_INPUT RECORDS:_
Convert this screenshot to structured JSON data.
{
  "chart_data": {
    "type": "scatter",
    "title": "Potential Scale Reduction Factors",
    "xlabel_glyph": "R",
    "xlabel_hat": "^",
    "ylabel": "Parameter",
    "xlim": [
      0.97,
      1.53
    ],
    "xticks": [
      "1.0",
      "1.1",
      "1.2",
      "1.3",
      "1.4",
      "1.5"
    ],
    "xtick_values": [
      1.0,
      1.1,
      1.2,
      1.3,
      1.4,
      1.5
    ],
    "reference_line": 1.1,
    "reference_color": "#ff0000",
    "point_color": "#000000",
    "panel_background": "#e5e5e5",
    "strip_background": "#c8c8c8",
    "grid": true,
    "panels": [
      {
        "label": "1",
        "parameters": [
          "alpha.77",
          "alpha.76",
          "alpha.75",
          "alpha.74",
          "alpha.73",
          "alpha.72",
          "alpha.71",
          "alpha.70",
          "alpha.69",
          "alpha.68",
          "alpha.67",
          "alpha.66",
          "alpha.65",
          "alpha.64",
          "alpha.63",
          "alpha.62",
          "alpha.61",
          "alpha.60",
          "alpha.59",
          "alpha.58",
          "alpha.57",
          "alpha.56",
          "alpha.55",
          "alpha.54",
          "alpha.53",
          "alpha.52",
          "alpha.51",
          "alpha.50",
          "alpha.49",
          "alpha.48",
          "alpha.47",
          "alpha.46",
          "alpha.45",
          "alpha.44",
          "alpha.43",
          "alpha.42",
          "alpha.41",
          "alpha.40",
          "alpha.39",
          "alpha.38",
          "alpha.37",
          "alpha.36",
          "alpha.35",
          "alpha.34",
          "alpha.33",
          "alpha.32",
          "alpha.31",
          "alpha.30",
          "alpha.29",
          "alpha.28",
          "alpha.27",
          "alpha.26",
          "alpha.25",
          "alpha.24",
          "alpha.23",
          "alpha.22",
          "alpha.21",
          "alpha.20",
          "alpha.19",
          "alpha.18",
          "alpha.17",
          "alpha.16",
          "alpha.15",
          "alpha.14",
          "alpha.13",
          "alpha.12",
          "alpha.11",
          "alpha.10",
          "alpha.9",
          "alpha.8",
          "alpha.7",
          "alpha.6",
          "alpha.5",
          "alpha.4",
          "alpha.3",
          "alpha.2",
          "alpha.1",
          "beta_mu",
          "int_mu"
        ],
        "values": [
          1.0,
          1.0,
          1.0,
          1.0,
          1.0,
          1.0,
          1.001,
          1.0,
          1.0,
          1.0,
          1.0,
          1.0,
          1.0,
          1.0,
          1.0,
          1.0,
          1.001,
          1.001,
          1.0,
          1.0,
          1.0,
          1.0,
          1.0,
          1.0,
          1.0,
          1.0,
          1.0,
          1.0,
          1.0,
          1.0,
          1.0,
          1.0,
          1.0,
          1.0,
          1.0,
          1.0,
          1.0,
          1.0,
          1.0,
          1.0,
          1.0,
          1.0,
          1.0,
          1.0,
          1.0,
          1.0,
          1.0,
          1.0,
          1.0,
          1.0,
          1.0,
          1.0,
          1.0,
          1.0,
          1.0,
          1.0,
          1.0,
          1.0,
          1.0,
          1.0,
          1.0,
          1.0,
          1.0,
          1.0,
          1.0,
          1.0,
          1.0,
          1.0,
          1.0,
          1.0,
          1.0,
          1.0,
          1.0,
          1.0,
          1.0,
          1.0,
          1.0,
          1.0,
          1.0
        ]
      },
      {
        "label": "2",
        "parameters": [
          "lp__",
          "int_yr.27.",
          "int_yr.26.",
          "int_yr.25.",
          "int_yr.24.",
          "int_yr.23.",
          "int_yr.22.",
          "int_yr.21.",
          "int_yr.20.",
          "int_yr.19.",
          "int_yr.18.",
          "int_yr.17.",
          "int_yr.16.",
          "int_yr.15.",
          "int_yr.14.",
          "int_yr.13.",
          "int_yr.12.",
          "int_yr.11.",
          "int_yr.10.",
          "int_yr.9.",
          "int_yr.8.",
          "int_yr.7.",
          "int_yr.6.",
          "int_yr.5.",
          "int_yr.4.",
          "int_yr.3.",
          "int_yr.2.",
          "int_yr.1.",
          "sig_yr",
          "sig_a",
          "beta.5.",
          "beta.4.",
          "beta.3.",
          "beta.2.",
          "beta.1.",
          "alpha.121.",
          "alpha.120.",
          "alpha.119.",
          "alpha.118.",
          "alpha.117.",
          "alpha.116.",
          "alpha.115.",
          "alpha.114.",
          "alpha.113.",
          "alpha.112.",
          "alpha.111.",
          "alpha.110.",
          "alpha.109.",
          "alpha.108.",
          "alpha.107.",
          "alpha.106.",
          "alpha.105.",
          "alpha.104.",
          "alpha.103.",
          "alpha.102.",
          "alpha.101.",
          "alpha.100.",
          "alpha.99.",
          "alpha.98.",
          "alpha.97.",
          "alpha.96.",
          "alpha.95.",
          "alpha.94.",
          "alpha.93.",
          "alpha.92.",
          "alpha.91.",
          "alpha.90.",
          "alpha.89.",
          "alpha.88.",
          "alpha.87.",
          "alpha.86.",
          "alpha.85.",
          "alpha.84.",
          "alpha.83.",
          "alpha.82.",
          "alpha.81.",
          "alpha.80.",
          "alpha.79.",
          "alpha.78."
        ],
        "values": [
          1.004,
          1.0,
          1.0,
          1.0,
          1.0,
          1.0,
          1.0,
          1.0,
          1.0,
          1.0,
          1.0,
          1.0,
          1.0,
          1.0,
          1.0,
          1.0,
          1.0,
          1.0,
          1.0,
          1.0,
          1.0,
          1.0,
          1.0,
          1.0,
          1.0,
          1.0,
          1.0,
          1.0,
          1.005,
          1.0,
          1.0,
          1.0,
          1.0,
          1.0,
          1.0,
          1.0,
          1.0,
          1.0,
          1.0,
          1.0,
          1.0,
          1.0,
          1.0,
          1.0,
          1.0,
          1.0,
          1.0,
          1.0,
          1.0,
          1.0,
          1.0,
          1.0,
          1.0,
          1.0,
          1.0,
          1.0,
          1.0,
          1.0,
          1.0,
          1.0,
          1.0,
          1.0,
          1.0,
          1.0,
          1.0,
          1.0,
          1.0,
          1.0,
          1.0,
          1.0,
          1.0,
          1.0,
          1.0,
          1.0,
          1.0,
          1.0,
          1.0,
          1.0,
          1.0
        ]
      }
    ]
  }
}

_AIM:_
Repeat each record exactly, leaving nothing out.

_FULL OUTPUT:_
Convert this screenshot to structured JSON data.
{
  "chart_data": {
    "type": "scatter",
    "title": "Potential Scale Reduction Factors",
    "xlabel_glyph": "R",
    "xlabel_hat": "^",
    "ylabel": "Parameter",
    "xlim": [
      0.97,
      1.53
    ],
    "xticks": [
      "1.0",
      "1.1",
      "1.2",
      "1.3",
      "1.4",
      "1.5"
    ],
    "xtick_values": [
      1.0,
      1.1,
      1.2,
      1.3,
      1.4,
      1.5
    ],
    "reference_line": 1.1,
    "reference_color": "#ff0000",
    "point_color": "#000000",
    "panel_background": "#e5e5e5",
    "strip_background": "#c8c8c8",
    "grid": true,
    "panels": [
      {
        "label": "1",
        "parameters": [
          "alpha.77",
          "alpha.76",
          "alpha.75",
          "alpha.74",
          "alpha.73",
          "alpha.72",
          "alpha.71",
          "alpha.70",
          "alpha.69",
          "alpha.68",
          "alpha.67",
          "alpha.66",
          "alpha.65",
          "alpha.64",
          "alpha.63",
          "alpha.62",
          "alpha.61",
          "alpha.60",
          "alpha.59",
          "alpha.58",
          "alpha.57",
          "alpha.56",
          "alpha.55",
          "alpha.54",
          "alpha.53",
          "alpha.52",
          "alpha.51",
          "alpha.50",
          "alpha.49",
          "alpha.48",
          "alpha.47",
          "alpha.46",
          "alpha.45",
          "alpha.44",
          "alpha.43",
          "alpha.42",
          "alpha.41",
          "alpha.40",
          "alpha.39",
          "alpha.38",
          "alpha.37",
          "alpha.36",
          "alpha.35",
          "alpha.34",
          "alpha.33",
          "alpha.32",
          "alpha.31",
          "alpha.30",
          "alpha.29",
          "alpha.28",
          "alpha.27",
          "alpha.26",
          "alpha.25",
          "alpha.24",
          "alpha.23",
          "alpha.22",
          "alpha.21",
          "alpha.20",
          "alpha.19",
          "alpha.18",
          "alpha.17",
          "alpha.16",
          "alpha.15",
          "alpha.14",
          "alpha.13",
          "alpha.12",
          "alpha.11",
          "alpha.10",
          "alpha.9",
          "alpha.8",
          "alpha.7",
          "alpha.6",
          "alpha.5",
          "alpha.4",
          "alpha.3",
          "alpha.2",
          "alpha.1",
          "beta_mu",
          "int_mu"
        ],
        "values": [
          1.0,
          1.0,
          1.0,
          1.0,
          1.0,
          1.0,
          1.001,
          1.0,
          1.0,
          1.0,
          1.0,
          1.0,
          1.0,
          1.0,
          1.0,
          1.0,
          1.001,
          1.001,
          1.0,
          1.0,
          1.0,
          1.0,
          1.0,
          1.0,
          1.0,
          1.0,
          1.0,
          1.0,
          1.0,
          1.0,
          1.0,
          1.0,
          1.0,
          1.0,
          1.0,
          1.0,
          1.0,
          1.0,
          1.0,
          1.0,
          1.0,
          1.0,
          1.0,
          1.0,
          1.0,
          1.0,
          1.0,
          1.0,
          1.0,
          1.0,
          1.0,
          1.0,
          1.0,
          1.0,
          1.0,
          1.0,
          1.0,
          1.0,
          1.0,
          1.0,
          1.0,
          1.0,
          1.0,
          1.0,
          1.0,
          1.0,
          1.0,
          1.0,
          1.0,
          1.0,
          1.0,
          1.0,
          1.0,
          1.0,
          1.0,
          1.0,
          1.0,
          1.0,
          1.0
        ]
      },
      {
        "label": "2",
        "parameters": [
          "lp__",
          "int_yr.27.",
          "int_yr.26.",
          "int_yr.25.",
          "int_yr.24.",
          "int_yr.23.",
          "int_yr.22.",
          "int_yr.21.",
          "int_yr.20.",
          "int_yr.19.",
          "int_yr.18.",
          "int_yr.17.",
          "int_yr.16.",
          "int_yr.15.",
          "int_yr.14.",
          "int_yr.13.",
          "int_yr.12.",
          "int_yr.11.",
          "int_yr.10.",
          "int_yr.9.",
          "int_yr.8.",
          "int_yr.7.",
          "int_yr.6.",
          "int_yr.5.",
          "int_yr.4.",
          "int_yr.3.",
          "int_yr.2.",
          "int_yr.1.",
          "sig_yr",
          "sig_a",
          "beta.5.",
          "beta.4.",
          "beta.3.",
          "beta.2.",
          "beta.1.",
          "alpha.121.",
          "alpha.120.",
          "alpha.119.",
          "alpha.118.",
          "alpha.117.",
          "alpha.116.",
          "alpha.115.",
          "alpha.114.",
          "alpha.113.",
          "alpha.112.",
          "alpha.111.",
          "alpha.110.",
          "alpha.109.",
          "alpha.108.",
          "alpha.107.",
          "alpha.106.",
          "alpha.105.",
          "alpha.104.",
          "alpha.103.",
          "alpha.102.",
          "alpha.101.",
          "alpha.100.",
          "alpha.99.",
          "alpha.98.",
          "alpha.97.",
          "alpha.96.",
          "alpha.95.",
          "alpha.94.",
          "alpha.93.",
          "alpha.92.",
          "alpha.91.",
          "alpha.90.",
          "alpha.89.",
          "alpha.88.",
          "alpha.87.",
          "alpha.86.",
          "alpha.85.",
          "alpha.84.",
          "alpha.83.",
          "alpha.82.",
          "alpha.81.",
          "alpha.80.",
          "alpha.79.",
          "alpha.78."
        ],
        "values": [
          1.004,
          1.0,
          1.0,
          1.0,
          1.0,
          1.0,
          1.0,
          1.0,
          1.0,
          1.0,
          1.0,
          1.0,
          1.0,
          1.0,
          1.0,
          1.0,
          1.0,
          1.0,
          1.0,
          1.0,
          1.0,
          1.0,
          1.0,
          1.0,
          1.0,
          1.0,
          1.0,
          1.0,
          1.005,
          1.0,
          1.0,
          1.0,
          1.0,
          1.0,
          1.0,
          1.0,
          1.0,
          1.0,
          1.0,
          1.0,
          1.0,
          1.0,
          1.0,
          1.0,
          1.0,
          1.0,
          1.0,
          1.0,
          1.0,
          1.0,
          1.0,
          1.0,
          1.0,
          1.0,
          1.0,
          1.0,
          1.0,
          1.0,
          1.0,
          1.0,
          1.0,
          1.0,
          1.0,
          1.0,
          1.0,
          1.0,
          1.0,
          1.0,
          1.0,
          1.0,
          1.0,
          1.0,
          1.0,
          1.0,
          1.0,
          1.0,
          1.0,
          1.0,
          1.0
        ]
      }
    ]
  }
}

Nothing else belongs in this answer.